▶ **Problem to solve**: Leaving the pictures aside, transcribe every line below exactly.

▶ **Material**:
○ ○ ○ ○

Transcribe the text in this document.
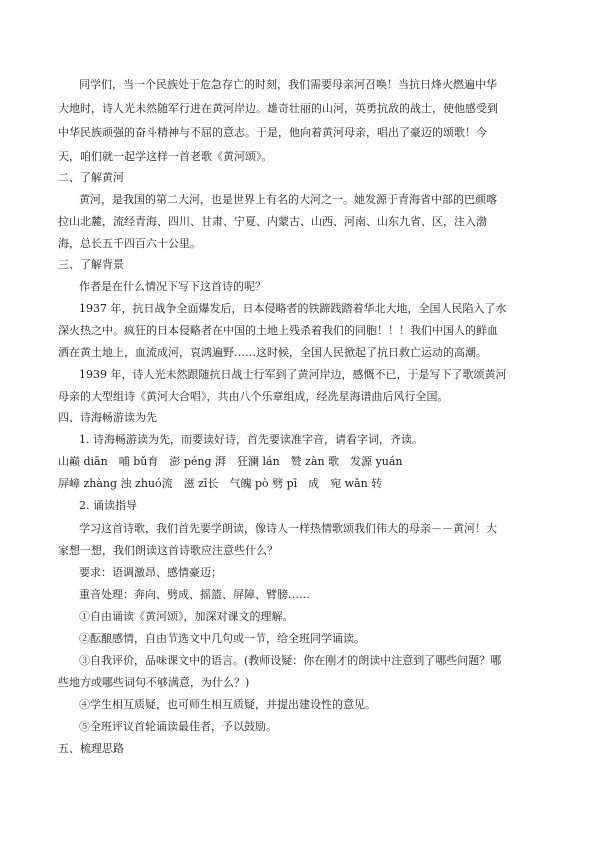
同学们，当一个民族处于危急存亡的时刻，我们需要母亲河召唤！当抗日烽火燃遍中华
大地时，诗人光未然随军行进在黄河岸边。雄奇壮丽的山河，英勇抗敌的战士，使他感受到
中华民族顽强的奋斗精神与不屈的意志。于是，他向着黄河母亲，唱出了豪迈的颂歌！今
天，咱们就一起学这样一首老歌《黄河颂》。
二、了解黄河
黄河，是我国的第二大河，也是世界上有名的大河之一。她发源于青海省中部的巴颜喀
拉山北麓，流经青海、四川、甘肃、宁夏、内蒙古、山西、河南、山东九省、区，注入渤
海，总长五千四百六十公里。
三、了解背景
作者是在什么情况下写下这首诗的呢？
1937 年，抗日战争全面爆发后，日本侵略者的铁蹄践踏着华北大地，全国人民陷入了水
深火热之中。疯狂的日本侵略者在中国的土地上残杀着我们的同胞！！！我们中国人的鲜血
洒在黄土地上，血流成河，哀鸿遍野……这时候，全国人民掀起了抗日救亡运动的高潮。
1939 年，诗人光未然跟随抗日战士行军到了黄河岸边，感慨不已，于是写下了歌颂黄河
母亲的大型组诗《黄河大合唱》，共由八个乐章组成，经冼星海谱曲后风行全国。
四、诗海畅游读为先
1. 诗海畅游读为先，而要读好诗，首先要读准字音，请看字词，齐读。
山巅 diān　哺 bǔ育　澎 péng 湃　狂澜 lán　赞 zàn 歌　发源 yuán
屏嶂 zhàng 浊 zhuó流　滋 zī长　气魄 pò 劈 pī　成　宛 wǎn 转
2. 诵读指导
学习这首诗歌，我们首先要学朗读，像诗人一样热情歌颂我们伟大的母亲－－黄河！大
家想一想，我们朗读这首诗歌应注意些什么？
要求：语调激昂、感情豪迈；
重音处理：奔向、劈成、摇篮、屏障、臂膀……
①自由诵读《黄河颂》，加深对课文的理解。
②酝酿感情，自由节选文中几句或一节，给全班同学诵读。
③自我评价，品味课文中的语言。(教师设疑：你在刚才的朗读中注意到了哪些问题？哪
些地方或哪些词句不够满意，为什么？)
④学生相互质疑，也可师生相互质疑，并提出建设性的意见。
⑤全班评议首轮诵读最佳者，予以鼓励。
五、梳理思路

○ ○ ○ ○

▶ **Result**:
Transcribe the text in this document.
同学们，当一个民族处于危急存亡的时刻，我们需要母亲河召唤！当抗日烽火燃遍中华
大地时，诗人光未然随军行进在黄河岸边。雄奇壮丽的山河，英勇抗敌的战士，使他感受到
中华民族顽强的奋斗精神与不屈的意志。于是，他向着黄河母亲，唱出了豪迈的颂歌！今
天，咱们就一起学这样一首老歌《黄河颂》。
二、了解黄河
黄河，是我国的第二大河，也是世界上有名的大河之一。她发源于青海省中部的巴颜喀
拉山北麓，流经青海、四川、甘肃、宁夏、内蒙古、山西、河南、山东九省、区，注入渤
海，总长五千四百六十公里。
三、了解背景
作者是在什么情况下写下这首诗的呢？
1937 年，抗日战争全面爆发后，日本侵略者的铁蹄践踏着华北大地，全国人民陷入了水
深火热之中。疯狂的日本侵略者在中国的土地上残杀着我们的同胞！！！我们中国人的鲜血
洒在黄土地上，血流成河，哀鸿遍野……这时候，全国人民掀起了抗日救亡运动的高潮。
1939 年，诗人光未然跟随抗日战士行军到了黄河岸边，感慨不已，于是写下了歌颂黄河
母亲的大型组诗《黄河大合唱》，共由八个乐章组成，经冼星海谱曲后风行全国。
四、诗海畅游读为先
1. 诗海畅游读为先，而要读好诗，首先要读准字音，请看字词，齐读。
山巅 diān　哺 bǔ育　澎 péng 湃　狂澜 lán　赞 zàn 歌　发源 yuán
屏嶂 zhàng 浊 zhuó流　滋 zī长　气魄 pò 劈 pī　成　宛 wǎn 转
2. 诵读指导
学习这首诗歌，我们首先要学朗读，像诗人一样热情歌颂我们伟大的母亲－－黄河！大
家想一想，我们朗读这首诗歌应注意些什么？
要求：语调激昂、感情豪迈；
重音处理：奔向、劈成、摇篮、屏障、臂膀……
①自由诵读《黄河颂》，加深对课文的理解。
②酝酿感情，自由节选文中几句或一节，给全班同学诵读。
③自我评价，品味课文中的语言。(教师设疑：你在刚才的朗读中注意到了哪些问题？哪
些地方或哪些词句不够满意，为什么？)
④学生相互质疑，也可师生相互质疑，并提出建设性的意见。
⑤全班评议首轮诵读最佳者，予以鼓励。
五、梳理思路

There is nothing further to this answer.